▼▼▼
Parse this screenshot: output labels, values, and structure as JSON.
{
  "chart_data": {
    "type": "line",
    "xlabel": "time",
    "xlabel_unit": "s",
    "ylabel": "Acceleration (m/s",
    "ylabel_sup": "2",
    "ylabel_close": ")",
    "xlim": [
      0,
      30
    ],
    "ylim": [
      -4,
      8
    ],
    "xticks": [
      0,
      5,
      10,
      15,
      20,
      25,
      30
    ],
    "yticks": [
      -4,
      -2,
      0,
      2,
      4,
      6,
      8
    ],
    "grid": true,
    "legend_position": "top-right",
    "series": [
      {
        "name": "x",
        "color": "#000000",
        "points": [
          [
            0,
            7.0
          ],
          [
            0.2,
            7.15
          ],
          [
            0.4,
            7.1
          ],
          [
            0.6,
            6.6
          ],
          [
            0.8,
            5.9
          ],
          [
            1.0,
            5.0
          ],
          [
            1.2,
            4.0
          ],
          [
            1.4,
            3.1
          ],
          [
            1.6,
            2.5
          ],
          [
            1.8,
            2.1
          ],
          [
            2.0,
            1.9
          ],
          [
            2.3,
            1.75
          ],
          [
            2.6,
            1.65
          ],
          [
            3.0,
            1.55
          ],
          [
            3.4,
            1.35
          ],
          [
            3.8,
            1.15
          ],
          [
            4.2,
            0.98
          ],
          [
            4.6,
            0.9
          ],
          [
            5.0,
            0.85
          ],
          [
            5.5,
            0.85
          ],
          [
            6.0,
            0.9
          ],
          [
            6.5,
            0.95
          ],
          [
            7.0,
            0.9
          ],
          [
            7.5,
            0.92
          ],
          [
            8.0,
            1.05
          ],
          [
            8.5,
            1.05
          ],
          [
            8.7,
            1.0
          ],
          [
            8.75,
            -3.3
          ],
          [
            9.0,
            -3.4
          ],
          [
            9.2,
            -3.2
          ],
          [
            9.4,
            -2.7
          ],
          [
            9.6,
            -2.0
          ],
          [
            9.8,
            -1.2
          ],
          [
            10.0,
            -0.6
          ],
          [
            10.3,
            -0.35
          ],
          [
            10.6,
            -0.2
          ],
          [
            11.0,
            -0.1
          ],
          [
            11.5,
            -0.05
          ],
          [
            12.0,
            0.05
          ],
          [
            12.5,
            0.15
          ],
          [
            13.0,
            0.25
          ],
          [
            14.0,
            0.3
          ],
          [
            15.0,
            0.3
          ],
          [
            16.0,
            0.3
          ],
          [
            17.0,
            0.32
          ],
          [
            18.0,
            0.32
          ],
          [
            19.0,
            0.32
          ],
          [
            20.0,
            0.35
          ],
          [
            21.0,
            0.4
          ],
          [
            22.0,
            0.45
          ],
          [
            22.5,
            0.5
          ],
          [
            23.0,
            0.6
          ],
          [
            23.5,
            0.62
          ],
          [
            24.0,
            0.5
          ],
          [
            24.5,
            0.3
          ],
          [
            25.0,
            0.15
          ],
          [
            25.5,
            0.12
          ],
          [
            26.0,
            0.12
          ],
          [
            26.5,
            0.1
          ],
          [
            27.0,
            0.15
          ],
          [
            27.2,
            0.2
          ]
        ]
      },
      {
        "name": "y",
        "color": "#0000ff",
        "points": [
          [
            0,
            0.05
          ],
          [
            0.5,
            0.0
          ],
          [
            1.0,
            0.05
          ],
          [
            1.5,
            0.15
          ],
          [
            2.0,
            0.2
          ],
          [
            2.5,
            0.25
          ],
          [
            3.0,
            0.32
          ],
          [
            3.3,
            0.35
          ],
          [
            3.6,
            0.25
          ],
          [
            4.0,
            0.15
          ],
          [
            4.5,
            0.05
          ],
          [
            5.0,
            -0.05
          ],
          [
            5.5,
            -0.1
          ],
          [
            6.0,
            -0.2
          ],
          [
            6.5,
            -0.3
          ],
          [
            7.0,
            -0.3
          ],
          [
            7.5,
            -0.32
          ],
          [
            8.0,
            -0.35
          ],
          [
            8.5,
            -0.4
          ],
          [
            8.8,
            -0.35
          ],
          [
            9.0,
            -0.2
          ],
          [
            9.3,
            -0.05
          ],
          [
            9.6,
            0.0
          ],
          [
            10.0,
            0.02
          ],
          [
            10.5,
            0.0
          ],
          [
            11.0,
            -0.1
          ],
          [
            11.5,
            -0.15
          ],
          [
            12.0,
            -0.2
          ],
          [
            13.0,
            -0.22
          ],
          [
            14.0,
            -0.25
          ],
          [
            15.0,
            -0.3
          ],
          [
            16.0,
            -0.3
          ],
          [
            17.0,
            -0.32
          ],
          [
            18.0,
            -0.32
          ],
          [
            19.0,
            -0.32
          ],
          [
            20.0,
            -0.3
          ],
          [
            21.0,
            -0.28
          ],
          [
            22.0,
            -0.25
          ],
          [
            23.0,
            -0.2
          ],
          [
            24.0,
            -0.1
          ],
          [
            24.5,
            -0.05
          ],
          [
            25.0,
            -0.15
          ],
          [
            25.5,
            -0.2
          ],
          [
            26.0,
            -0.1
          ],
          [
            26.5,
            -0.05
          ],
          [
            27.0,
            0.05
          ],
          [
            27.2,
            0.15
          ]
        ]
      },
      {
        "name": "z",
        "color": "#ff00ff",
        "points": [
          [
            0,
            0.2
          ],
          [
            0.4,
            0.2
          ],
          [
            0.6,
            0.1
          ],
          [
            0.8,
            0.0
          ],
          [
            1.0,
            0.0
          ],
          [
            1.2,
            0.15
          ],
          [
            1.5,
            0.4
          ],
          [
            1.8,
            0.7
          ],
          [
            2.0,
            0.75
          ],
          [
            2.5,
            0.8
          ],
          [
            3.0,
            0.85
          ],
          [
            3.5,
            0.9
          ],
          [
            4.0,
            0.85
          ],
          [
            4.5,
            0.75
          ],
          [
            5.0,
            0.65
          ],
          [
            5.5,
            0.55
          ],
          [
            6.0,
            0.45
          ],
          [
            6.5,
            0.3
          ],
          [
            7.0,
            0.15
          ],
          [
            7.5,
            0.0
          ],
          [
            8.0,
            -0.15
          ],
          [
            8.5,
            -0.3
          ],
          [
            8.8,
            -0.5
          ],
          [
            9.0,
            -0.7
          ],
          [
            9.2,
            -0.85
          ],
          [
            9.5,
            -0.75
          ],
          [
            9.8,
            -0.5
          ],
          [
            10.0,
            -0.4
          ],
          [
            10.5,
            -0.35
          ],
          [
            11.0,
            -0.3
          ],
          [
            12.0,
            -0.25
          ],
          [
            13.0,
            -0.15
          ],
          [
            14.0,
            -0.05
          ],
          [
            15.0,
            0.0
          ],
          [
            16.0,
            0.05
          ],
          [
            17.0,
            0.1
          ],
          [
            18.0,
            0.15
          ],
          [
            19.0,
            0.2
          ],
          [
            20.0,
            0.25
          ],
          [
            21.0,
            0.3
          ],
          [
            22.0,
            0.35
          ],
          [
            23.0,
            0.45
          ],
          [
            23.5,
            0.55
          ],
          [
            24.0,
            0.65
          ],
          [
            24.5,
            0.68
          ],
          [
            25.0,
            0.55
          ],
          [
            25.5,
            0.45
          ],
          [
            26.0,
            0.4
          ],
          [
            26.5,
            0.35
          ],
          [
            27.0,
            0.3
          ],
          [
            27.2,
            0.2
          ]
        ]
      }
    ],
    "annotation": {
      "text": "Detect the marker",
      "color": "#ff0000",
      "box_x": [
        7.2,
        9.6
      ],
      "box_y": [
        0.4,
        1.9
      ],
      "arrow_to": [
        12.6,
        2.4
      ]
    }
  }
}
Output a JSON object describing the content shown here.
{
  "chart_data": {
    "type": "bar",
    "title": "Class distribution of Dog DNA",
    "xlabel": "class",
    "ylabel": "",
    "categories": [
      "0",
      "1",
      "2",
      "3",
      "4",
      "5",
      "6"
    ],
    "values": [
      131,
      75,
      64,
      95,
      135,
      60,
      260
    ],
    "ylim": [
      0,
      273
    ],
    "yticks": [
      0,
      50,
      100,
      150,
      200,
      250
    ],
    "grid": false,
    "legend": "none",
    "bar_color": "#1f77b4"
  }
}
▲▲▲
In the listing above, find the lines holding the word "JSON" and copy them.

§ SOLUTION BELOW:
Parse this screenshot: output labels, values, and structure as JSON.
Output a JSON object describing the content shown here.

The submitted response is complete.